BRIEF >> Give every line from the entries that contains "color".

RECORDS TO PROCESS >>
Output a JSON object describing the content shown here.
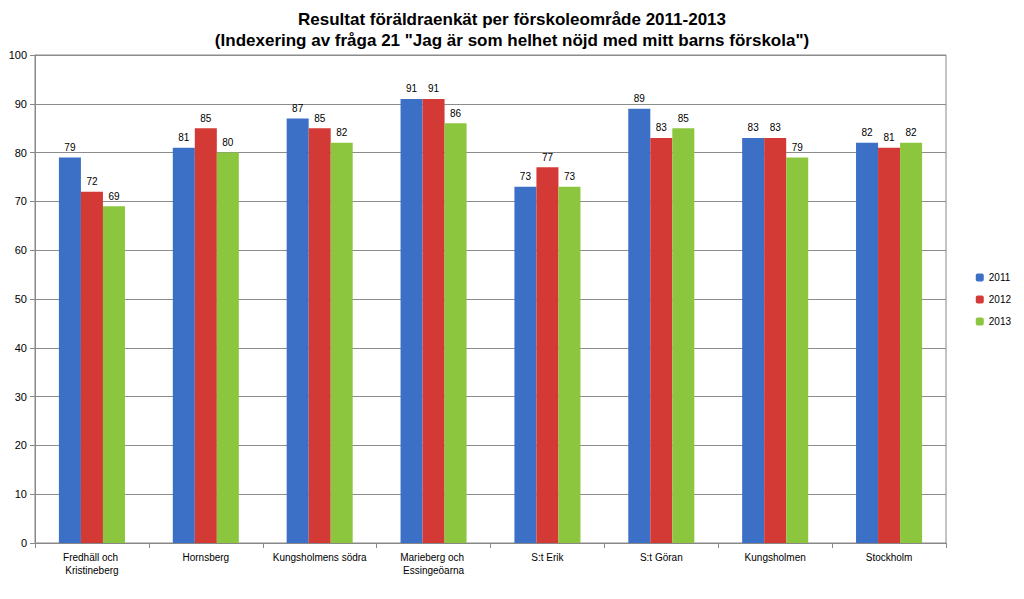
{
  "chart_data": {
    "type": "bar",
    "title": "Resultat föräldraenkät per förskoleområde 2011-2013",
    "subtitle": "(Indexering av fråga 21 \"Jag är som helhet nöjd med mitt barns förskola\")",
    "categories": [
      "Fredhäll och Kristineberg",
      "Hornsberg",
      "Kungsholmens södra",
      "Marieberg och Essingeöarna",
      "S:t Erik",
      "S:t Göran",
      "Kungsholmen",
      "Stockholm"
    ],
    "series": [
      {
        "name": "2011",
        "color": "#3c6fc6",
        "values": [
          79,
          81,
          87,
          91,
          73,
          89,
          83,
          82
        ]
      },
      {
        "name": "2012",
        "color": "#d43a35",
        "values": [
          72,
          85,
          85,
          91,
          77,
          83,
          83,
          81
        ]
      },
      {
        "name": "2013",
        "color": "#8cc63e",
        "values": [
          69,
          80,
          82,
          86,
          73,
          85,
          79,
          82
        ]
      }
    ],
    "ylim": [
      0,
      100
    ],
    "yticks": [
      0,
      10,
      20,
      30,
      40,
      50,
      60,
      70,
      80,
      90,
      100
    ],
    "grid": true,
    "legend": "right",
    "data_labels": true
  }
}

WRITTEN SOLUTION >>
        "color": "#3c6fc6",
        "color": "#d43a35",
        "color": "#8cc63e",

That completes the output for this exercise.